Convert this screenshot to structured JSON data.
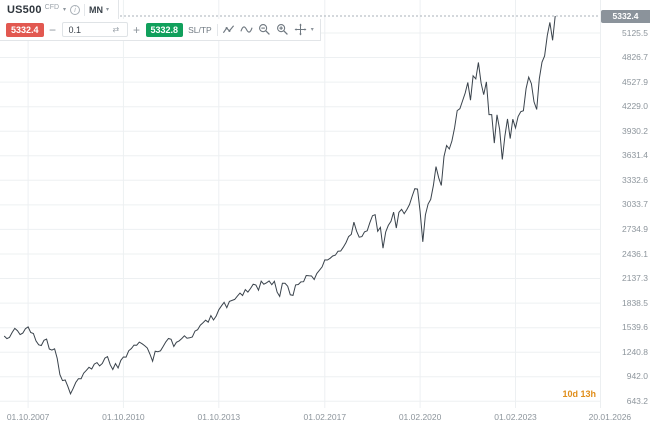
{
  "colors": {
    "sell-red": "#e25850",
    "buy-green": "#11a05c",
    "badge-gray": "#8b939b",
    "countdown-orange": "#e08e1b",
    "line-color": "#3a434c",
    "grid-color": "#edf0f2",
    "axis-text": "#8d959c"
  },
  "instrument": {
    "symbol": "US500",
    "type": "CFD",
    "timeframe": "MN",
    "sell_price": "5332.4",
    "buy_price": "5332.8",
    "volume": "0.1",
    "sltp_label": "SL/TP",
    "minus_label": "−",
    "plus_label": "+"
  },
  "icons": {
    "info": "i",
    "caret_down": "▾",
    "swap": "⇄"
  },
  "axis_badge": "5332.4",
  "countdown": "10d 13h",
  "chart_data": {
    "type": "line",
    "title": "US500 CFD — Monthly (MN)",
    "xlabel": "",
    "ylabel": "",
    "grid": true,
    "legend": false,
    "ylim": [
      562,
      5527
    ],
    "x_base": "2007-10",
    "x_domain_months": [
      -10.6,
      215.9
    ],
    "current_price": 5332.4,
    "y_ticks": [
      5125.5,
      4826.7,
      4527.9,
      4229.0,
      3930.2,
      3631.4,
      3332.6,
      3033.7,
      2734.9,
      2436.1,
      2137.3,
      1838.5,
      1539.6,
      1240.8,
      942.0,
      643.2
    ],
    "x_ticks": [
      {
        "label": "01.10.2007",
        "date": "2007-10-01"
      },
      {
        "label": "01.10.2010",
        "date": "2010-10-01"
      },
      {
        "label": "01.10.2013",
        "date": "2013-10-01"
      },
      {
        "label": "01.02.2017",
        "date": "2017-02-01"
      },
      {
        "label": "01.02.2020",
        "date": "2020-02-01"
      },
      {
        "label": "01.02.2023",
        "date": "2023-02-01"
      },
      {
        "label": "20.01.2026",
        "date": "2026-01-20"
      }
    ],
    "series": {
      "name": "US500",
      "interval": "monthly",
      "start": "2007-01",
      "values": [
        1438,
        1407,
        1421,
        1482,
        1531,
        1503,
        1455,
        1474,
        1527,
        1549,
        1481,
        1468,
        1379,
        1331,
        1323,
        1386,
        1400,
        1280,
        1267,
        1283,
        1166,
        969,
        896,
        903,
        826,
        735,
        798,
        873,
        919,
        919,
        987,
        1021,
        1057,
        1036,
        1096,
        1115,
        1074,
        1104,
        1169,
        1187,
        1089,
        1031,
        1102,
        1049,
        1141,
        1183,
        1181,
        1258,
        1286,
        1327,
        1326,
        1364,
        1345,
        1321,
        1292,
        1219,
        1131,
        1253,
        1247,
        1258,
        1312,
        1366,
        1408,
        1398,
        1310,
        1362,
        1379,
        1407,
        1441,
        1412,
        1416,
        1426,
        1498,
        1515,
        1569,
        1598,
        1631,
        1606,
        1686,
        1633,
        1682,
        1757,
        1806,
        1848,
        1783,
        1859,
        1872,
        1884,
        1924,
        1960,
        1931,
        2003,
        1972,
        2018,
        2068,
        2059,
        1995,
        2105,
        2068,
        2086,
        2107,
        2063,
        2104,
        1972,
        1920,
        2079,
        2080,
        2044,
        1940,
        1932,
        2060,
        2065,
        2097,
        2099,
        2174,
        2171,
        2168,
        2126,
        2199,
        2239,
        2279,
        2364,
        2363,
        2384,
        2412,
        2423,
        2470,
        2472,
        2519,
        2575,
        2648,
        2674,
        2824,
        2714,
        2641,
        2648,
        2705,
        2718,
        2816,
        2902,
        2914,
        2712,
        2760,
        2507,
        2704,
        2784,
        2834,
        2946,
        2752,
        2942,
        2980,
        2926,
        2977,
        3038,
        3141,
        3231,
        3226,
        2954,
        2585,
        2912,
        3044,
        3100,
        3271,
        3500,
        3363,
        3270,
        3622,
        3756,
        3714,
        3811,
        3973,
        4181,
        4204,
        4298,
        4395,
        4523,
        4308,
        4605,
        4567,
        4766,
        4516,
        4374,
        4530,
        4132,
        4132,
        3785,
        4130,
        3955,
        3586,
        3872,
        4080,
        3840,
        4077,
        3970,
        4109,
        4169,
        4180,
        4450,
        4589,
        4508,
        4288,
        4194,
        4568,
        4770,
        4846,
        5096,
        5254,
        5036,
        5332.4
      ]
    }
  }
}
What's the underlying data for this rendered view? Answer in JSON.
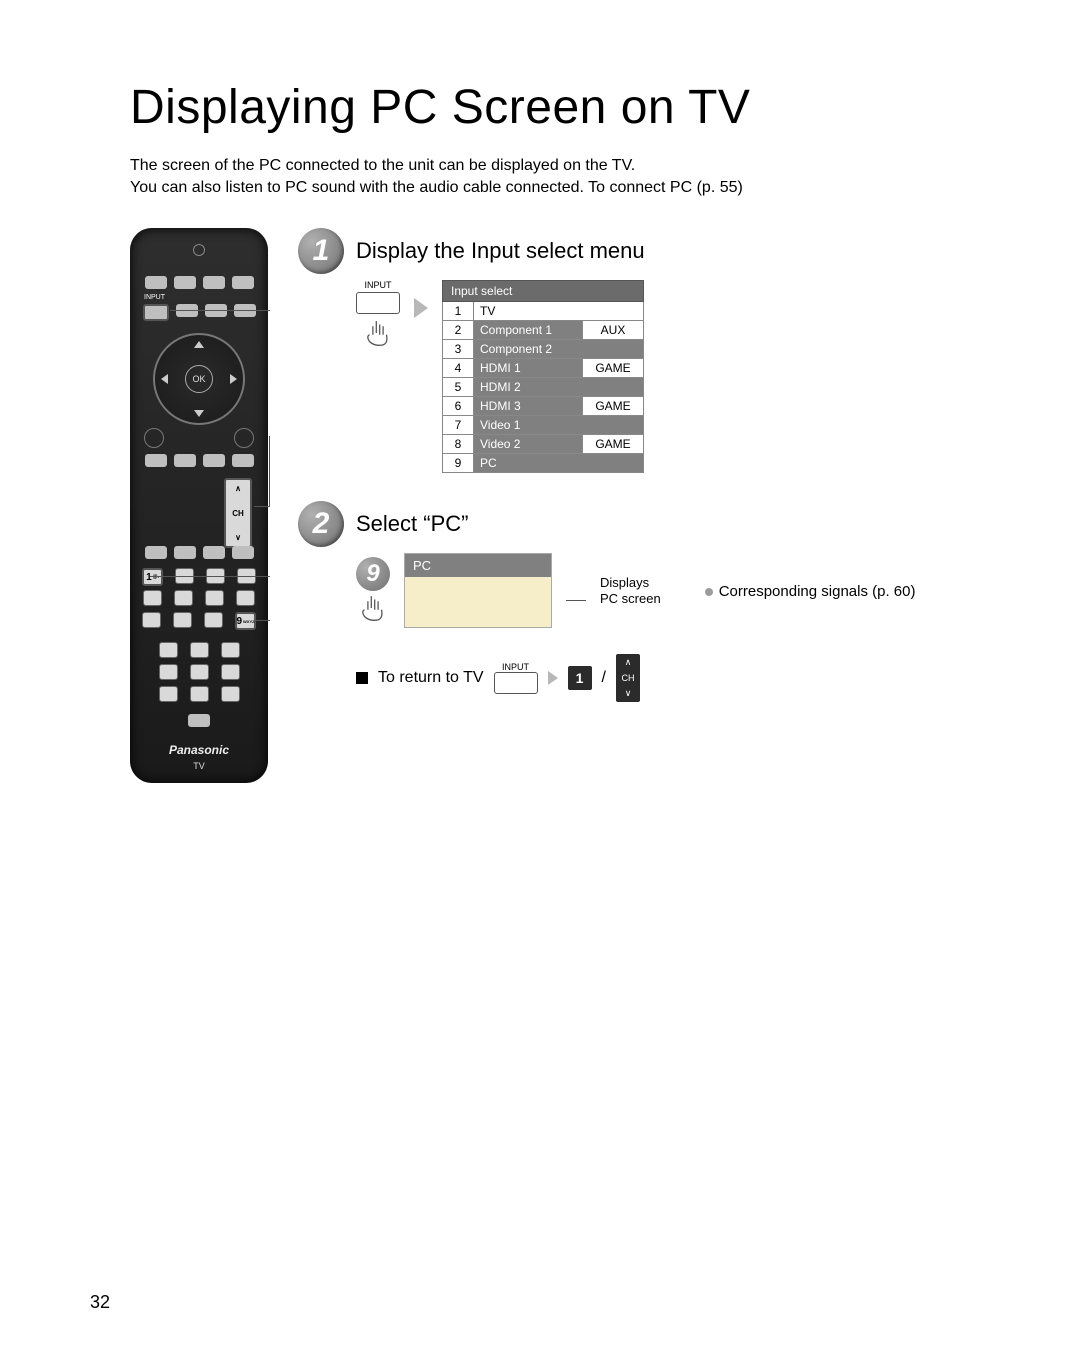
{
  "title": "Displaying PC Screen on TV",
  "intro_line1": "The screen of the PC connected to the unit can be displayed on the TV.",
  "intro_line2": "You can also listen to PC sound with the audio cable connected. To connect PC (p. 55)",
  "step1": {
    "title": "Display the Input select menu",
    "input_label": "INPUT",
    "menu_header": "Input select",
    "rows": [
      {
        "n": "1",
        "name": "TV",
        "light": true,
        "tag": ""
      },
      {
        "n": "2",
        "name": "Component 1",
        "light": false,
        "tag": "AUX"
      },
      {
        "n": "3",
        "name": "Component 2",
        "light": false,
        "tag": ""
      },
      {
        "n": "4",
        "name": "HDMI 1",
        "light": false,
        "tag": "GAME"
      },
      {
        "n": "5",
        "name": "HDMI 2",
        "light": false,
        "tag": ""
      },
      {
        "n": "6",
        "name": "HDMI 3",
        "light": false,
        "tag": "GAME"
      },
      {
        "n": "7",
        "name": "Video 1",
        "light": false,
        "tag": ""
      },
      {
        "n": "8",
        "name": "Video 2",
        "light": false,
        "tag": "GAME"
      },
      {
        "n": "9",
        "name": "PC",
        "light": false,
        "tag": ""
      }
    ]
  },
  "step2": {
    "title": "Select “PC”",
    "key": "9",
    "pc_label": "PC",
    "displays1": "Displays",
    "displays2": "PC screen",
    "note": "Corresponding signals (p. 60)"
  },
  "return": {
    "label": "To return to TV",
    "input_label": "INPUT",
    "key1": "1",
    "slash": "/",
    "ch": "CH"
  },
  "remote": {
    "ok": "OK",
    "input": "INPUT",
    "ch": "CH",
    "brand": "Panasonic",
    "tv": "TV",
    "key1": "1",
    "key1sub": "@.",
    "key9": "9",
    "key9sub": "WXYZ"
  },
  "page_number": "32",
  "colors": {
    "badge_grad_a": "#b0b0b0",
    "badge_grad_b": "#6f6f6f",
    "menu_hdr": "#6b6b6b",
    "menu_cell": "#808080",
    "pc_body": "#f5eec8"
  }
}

**OBJECTIVE**
The entries above should be reproduced exactly, without their pictures.

**REPLY**
Convert this screenshot to structured JSON data.
{
  "colors": {
    "sell-red": "#e25850",
    "buy-green": "#11a05c",
    "badge-gray": "#8b939b",
    "countdown-orange": "#e08e1b",
    "line-color": "#3a434c",
    "grid-color": "#edf0f2",
    "axis-text": "#8d959c"
  },
  "instrument": {
    "symbol": "US500",
    "type": "CFD",
    "timeframe": "MN",
    "sell_price": "5332.4",
    "buy_price": "5332.8",
    "volume": "0.1",
    "sltp_label": "SL/TP",
    "minus_label": "−",
    "plus_label": "+"
  },
  "icons": {
    "info": "i",
    "caret_down": "▾",
    "swap": "⇄"
  },
  "axis_badge": "5332.4",
  "countdown": "10d 13h",
  "chart_data": {
    "type": "line",
    "title": "US500 CFD — Monthly (MN)",
    "xlabel": "",
    "ylabel": "",
    "grid": true,
    "legend": false,
    "ylim": [
      562,
      5527
    ],
    "x_base": "2007-10",
    "x_domain_months": [
      -10.6,
      215.9
    ],
    "current_price": 5332.4,
    "y_ticks": [
      5125.5,
      4826.7,
      4527.9,
      4229.0,
      3930.2,
      3631.4,
      3332.6,
      3033.7,
      2734.9,
      2436.1,
      2137.3,
      1838.5,
      1539.6,
      1240.8,
      942.0,
      643.2
    ],
    "x_ticks": [
      {
        "label": "01.10.2007",
        "date": "2007-10-01"
      },
      {
        "label": "01.10.2010",
        "date": "2010-10-01"
      },
      {
        "label": "01.10.2013",
        "date": "2013-10-01"
      },
      {
        "label": "01.02.2017",
        "date": "2017-02-01"
      },
      {
        "label": "01.02.2020",
        "date": "2020-02-01"
      },
      {
        "label": "01.02.2023",
        "date": "2023-02-01"
      },
      {
        "label": "20.01.2026",
        "date": "2026-01-20"
      }
    ],
    "series": {
      "name": "US500",
      "interval": "monthly",
      "start": "2007-01",
      "values": [
        1438,
        1407,
        1421,
        1482,
        1531,
        1503,
        1455,
        1474,
        1527,
        1549,
        1481,
        1468,
        1379,
        1331,
        1323,
        1386,
        1400,
        1280,
        1267,
        1283,
        1166,
        969,
        896,
        903,
        826,
        735,
        798,
        873,
        919,
        919,
        987,
        1021,
        1057,
        1036,
        1096,
        1115,
        1074,
        1104,
        1169,
        1187,
        1089,
        1031,
        1102,
        1049,
        1141,
        1183,
        1181,
        1258,
        1286,
        1327,
        1326,
        1364,
        1345,
        1321,
        1292,
        1219,
        1131,
        1253,
        1247,
        1258,
        1312,
        1366,
        1408,
        1398,
        1310,
        1362,
        1379,
        1407,
        1441,
        1412,
        1416,
        1426,
        1498,
        1515,
        1569,
        1598,
        1631,
        1606,
        1686,
        1633,
        1682,
        1757,
        1806,
        1848,
        1783,
        1859,
        1872,
        1884,
        1924,
        1960,
        1931,
        2003,
        1972,
        2018,
        2068,
        2059,
        1995,
        2105,
        2068,
        2086,
        2107,
        2063,
        2104,
        1972,
        1920,
        2079,
        2080,
        2044,
        1940,
        1932,
        2060,
        2065,
        2097,
        2099,
        2174,
        2171,
        2168,
        2126,
        2199,
        2239,
        2279,
        2364,
        2363,
        2384,
        2412,
        2423,
        2470,
        2472,
        2519,
        2575,
        2648,
        2674,
        2824,
        2714,
        2641,
        2648,
        2705,
        2718,
        2816,
        2902,
        2914,
        2712,
        2760,
        2507,
        2704,
        2784,
        2834,
        2946,
        2752,
        2942,
        2980,
        2926,
        2977,
        3038,
        3141,
        3231,
        3226,
        2954,
        2585,
        2912,
        3044,
        3100,
        3271,
        3500,
        3363,
        3270,
        3622,
        3756,
        3714,
        3811,
        3973,
        4181,
        4204,
        4298,
        4395,
        4523,
        4308,
        4605,
        4567,
        4766,
        4516,
        4374,
        4530,
        4132,
        4132,
        3785,
        4130,
        3955,
        3586,
        3872,
        4080,
        3840,
        4077,
        3970,
        4109,
        4169,
        4180,
        4450,
        4589,
        4508,
        4288,
        4194,
        4568,
        4770,
        4846,
        5096,
        5254,
        5036,
        5332.4
      ]
    }
  }
}
What's the underlying data for this rendered view? Answer in JSON.
{
  "title": "Displaying PC Screen on TV",
  "intro_line1": "The screen of the PC connected to the unit can be displayed on the TV.",
  "intro_line2": "You can also listen to PC sound with the audio cable connected. To connect PC (p. 55)",
  "step1": {
    "title": "Display the Input select menu",
    "input_label": "INPUT",
    "menu_header": "Input select",
    "rows": [
      {
        "n": "1",
        "name": "TV",
        "light": true,
        "tag": ""
      },
      {
        "n": "2",
        "name": "Component 1",
        "light": false,
        "tag": "AUX"
      },
      {
        "n": "3",
        "name": "Component 2",
        "light": false,
        "tag": ""
      },
      {
        "n": "4",
        "name": "HDMI 1",
        "light": false,
        "tag": "GAME"
      },
      {
        "n": "5",
        "name": "HDMI 2",
        "light": false,
        "tag": ""
      },
      {
        "n": "6",
        "name": "HDMI 3",
        "light": false,
        "tag": "GAME"
      },
      {
        "n": "7",
        "name": "Video 1",
        "light": false,
        "tag": ""
      },
      {
        "n": "8",
        "name": "Video 2",
        "light": false,
        "tag": "GAME"
      },
      {
        "n": "9",
        "name": "PC",
        "light": false,
        "tag": ""
      }
    ]
  },
  "step2": {
    "title": "Select “PC”",
    "key": "9",
    "pc_label": "PC",
    "displays1": "Displays",
    "displays2": "PC screen",
    "note": "Corresponding signals (p. 60)"
  },
  "return": {
    "label": "To return to TV",
    "input_label": "INPUT",
    "key1": "1",
    "slash": "/",
    "ch": "CH"
  },
  "remote": {
    "ok": "OK",
    "input": "INPUT",
    "ch": "CH",
    "brand": "Panasonic",
    "tv": "TV",
    "key1": "1",
    "key1sub": "@.",
    "key9": "9",
    "key9sub": "WXYZ"
  },
  "page_number": "32",
  "colors": {
    "badge_grad_a": "#b0b0b0",
    "badge_grad_b": "#6f6f6f",
    "menu_hdr": "#6b6b6b",
    "menu_cell": "#808080",
    "pc_body": "#f5eec8"
  }
}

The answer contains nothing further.